## The input
+--

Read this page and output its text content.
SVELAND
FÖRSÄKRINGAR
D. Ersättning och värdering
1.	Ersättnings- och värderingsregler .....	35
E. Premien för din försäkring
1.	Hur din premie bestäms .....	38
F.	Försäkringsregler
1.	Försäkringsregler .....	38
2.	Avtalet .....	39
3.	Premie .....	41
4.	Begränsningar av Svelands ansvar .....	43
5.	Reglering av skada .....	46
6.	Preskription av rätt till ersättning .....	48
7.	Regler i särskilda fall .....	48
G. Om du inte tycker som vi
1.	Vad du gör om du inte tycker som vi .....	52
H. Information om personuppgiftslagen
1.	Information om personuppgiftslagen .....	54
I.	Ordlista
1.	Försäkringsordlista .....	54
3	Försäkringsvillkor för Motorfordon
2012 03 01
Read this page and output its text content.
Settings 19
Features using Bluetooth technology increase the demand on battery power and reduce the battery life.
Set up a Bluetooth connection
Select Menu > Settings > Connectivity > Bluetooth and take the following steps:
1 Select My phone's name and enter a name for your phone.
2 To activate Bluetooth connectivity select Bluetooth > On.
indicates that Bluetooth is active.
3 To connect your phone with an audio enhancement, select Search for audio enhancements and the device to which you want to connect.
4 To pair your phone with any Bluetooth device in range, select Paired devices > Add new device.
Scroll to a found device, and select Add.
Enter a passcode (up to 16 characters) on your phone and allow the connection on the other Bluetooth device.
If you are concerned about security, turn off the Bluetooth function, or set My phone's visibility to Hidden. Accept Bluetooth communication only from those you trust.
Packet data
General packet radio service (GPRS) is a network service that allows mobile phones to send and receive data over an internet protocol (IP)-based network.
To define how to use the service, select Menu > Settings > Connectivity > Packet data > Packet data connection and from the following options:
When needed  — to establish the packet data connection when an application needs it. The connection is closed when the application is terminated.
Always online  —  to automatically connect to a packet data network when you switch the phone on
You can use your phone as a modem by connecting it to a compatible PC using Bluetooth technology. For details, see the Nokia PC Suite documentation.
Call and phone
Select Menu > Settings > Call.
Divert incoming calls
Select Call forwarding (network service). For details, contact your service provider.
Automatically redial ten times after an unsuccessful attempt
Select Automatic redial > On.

+--

## Task
Take the records above and return them exactly as written.

## Answer to the task
Read this page and output its text content.
SVELAND
FÖRSÄKRINGAR
D. Ersättning och värdering
1.	Ersättnings- och värderingsregler .....	35
E. Premien för din försäkring
1.	Hur din premie bestäms .....	38
F.	Försäkringsregler
1.	Försäkringsregler .....	38
2.	Avtalet .....	39
3.	Premie .....	41
4.	Begränsningar av Svelands ansvar .....	43
5.	Reglering av skada .....	46
6.	Preskription av rätt till ersättning .....	48
7.	Regler i särskilda fall .....	48
G. Om du inte tycker som vi
1.	Vad du gör om du inte tycker som vi .....	52
H. Information om personuppgiftslagen
1.	Information om personuppgiftslagen .....	54
I.	Ordlista
1.	Försäkringsordlista .....	54
3	Försäkringsvillkor för Motorfordon
2012 03 01
Read this page and output its text content.
Settings 19
Features using Bluetooth technology increase the demand on battery power and reduce the battery life.
Set up a Bluetooth connection
Select Menu > Settings > Connectivity > Bluetooth and take the following steps:
1 Select My phone's name and enter a name for your phone.
2 To activate Bluetooth connectivity select Bluetooth > On.
indicates that Bluetooth is active.
3 To connect your phone with an audio enhancement, select Search for audio enhancements and the device to which you want to connect.
4 To pair your phone with any Bluetooth device in range, select Paired devices > Add new device.
Scroll to a found device, and select Add.
Enter a passcode (up to 16 characters) on your phone and allow the connection on the other Bluetooth device.
If you are concerned about security, turn off the Bluetooth function, or set My phone's visibility to Hidden. Accept Bluetooth communication only from those you trust.
Packet data
General packet radio service (GPRS) is a network service that allows mobile phones to send and receive data over an internet protocol (IP)-based network.
To define how to use the service, select Menu > Settings > Connectivity > Packet data > Packet data connection and from the following options:
When needed  — to establish the packet data connection when an application needs it. The connection is closed when the application is terminated.
Always online  —  to automatically connect to a packet data network when you switch the phone on
You can use your phone as a modem by connecting it to a compatible PC using Bluetooth technology. For details, see the Nokia PC Suite documentation.
Call and phone
Select Menu > Settings > Call.
Divert incoming calls
Select Call forwarding (network service). For details, contact your service provider.
Automatically redial ten times after an unsuccessful attempt
Select Automatic redial > On.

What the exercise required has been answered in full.